> **Extracted information**
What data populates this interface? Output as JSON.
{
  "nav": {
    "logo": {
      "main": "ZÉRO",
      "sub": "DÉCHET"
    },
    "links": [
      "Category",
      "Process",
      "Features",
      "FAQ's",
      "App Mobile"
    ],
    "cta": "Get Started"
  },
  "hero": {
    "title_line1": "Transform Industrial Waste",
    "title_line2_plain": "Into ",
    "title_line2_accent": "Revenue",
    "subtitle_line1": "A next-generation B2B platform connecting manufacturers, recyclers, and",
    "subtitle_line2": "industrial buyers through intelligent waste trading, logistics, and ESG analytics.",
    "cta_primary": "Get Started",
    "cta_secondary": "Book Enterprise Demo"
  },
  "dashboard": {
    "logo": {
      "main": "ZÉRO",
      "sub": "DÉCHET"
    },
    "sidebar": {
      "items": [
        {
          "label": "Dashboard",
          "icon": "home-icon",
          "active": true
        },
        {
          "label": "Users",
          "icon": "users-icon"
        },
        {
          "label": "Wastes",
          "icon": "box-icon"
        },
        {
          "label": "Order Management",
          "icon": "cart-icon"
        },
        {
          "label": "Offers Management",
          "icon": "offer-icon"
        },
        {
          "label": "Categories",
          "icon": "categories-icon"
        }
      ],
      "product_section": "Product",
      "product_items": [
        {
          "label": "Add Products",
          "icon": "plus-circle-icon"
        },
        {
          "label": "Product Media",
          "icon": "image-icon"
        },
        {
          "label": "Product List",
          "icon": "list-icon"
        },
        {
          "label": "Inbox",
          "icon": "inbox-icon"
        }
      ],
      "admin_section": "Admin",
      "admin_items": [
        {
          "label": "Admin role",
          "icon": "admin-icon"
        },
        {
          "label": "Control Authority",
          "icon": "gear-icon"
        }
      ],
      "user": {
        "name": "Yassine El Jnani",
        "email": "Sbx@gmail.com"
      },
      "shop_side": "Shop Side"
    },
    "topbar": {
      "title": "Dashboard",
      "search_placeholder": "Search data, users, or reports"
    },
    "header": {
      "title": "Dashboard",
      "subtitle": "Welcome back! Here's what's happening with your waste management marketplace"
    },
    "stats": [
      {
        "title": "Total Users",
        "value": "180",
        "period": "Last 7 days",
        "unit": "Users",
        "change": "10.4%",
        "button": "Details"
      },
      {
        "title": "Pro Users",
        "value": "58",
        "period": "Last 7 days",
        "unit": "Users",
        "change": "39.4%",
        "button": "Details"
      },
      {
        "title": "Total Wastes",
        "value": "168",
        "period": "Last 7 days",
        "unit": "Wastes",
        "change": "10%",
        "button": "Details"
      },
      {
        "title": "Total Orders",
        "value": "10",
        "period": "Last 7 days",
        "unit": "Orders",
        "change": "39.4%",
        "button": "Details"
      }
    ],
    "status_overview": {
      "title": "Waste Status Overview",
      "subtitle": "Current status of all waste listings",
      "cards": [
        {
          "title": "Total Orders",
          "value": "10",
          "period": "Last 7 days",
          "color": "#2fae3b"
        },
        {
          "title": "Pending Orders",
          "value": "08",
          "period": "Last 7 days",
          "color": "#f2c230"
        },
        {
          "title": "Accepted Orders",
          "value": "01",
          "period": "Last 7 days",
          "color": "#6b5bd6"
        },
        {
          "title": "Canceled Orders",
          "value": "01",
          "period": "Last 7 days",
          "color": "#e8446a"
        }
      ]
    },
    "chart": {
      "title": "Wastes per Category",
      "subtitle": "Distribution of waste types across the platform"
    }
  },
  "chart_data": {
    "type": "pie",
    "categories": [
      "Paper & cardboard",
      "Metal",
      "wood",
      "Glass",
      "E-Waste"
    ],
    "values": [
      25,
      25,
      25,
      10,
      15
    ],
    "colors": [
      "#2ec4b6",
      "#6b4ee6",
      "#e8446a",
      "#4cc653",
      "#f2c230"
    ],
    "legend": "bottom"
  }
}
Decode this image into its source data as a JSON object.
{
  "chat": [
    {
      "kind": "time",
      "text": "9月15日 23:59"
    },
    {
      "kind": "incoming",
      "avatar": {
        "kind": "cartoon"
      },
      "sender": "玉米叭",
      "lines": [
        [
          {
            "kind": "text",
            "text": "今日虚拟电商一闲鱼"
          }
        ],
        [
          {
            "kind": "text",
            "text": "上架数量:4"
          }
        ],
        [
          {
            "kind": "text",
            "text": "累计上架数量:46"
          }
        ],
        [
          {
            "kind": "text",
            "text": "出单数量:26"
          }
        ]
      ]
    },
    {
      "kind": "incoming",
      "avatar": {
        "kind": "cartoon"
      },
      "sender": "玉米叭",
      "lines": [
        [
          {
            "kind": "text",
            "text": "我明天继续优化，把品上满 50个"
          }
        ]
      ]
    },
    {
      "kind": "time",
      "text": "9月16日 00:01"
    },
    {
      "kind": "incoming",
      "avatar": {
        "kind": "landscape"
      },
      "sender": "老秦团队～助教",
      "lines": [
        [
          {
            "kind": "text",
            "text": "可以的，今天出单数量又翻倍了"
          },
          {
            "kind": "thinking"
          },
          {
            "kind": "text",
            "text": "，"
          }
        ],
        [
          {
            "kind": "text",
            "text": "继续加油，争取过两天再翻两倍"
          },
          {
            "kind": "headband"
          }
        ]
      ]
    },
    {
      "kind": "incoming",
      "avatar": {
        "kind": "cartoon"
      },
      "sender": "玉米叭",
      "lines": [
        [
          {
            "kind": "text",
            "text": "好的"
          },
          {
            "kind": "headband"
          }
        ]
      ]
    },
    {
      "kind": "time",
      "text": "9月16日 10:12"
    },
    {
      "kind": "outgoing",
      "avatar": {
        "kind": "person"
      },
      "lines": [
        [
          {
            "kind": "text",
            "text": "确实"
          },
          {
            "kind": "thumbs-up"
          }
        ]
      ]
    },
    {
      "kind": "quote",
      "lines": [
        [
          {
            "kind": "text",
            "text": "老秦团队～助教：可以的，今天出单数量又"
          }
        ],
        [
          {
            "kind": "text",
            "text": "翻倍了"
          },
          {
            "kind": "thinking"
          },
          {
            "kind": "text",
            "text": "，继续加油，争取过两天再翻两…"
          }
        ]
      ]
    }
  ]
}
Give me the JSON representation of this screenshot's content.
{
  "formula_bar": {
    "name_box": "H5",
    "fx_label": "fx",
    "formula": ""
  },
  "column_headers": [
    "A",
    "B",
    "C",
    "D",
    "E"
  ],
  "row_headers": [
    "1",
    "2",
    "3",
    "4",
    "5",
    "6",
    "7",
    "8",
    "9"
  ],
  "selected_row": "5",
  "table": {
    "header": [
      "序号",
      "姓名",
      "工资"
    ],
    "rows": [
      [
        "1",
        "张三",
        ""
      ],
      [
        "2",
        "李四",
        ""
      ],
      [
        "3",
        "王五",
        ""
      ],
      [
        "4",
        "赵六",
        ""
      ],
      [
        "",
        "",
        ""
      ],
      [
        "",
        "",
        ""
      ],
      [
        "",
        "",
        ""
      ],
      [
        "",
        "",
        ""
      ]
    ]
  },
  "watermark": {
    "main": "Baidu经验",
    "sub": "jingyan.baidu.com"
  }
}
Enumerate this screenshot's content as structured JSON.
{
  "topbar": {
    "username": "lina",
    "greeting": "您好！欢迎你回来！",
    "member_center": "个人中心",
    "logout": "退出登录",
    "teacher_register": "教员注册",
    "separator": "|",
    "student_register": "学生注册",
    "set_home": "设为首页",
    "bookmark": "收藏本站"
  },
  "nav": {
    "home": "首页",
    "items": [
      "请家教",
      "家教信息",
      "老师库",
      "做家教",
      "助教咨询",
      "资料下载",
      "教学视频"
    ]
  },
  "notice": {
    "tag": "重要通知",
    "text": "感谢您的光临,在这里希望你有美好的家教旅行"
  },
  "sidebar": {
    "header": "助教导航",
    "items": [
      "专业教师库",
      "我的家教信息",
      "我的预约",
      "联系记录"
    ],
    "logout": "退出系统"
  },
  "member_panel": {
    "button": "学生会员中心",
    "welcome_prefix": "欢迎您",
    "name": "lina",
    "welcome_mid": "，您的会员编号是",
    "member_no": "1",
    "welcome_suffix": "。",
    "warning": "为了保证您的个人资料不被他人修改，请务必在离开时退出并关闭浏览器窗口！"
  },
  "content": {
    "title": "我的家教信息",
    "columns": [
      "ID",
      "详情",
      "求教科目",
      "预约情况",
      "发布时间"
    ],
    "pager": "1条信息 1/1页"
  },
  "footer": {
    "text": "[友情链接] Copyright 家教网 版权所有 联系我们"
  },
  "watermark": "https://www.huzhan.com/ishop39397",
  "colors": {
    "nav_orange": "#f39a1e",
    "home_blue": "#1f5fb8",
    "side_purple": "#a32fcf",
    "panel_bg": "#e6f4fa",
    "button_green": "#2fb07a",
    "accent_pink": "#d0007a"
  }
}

> **Required task**
In the material above, show every line where the word "watermark" turns up.

> **Solution below**
  "watermark": {
  "watermark": "https://www.huzhan.com/ishop39397",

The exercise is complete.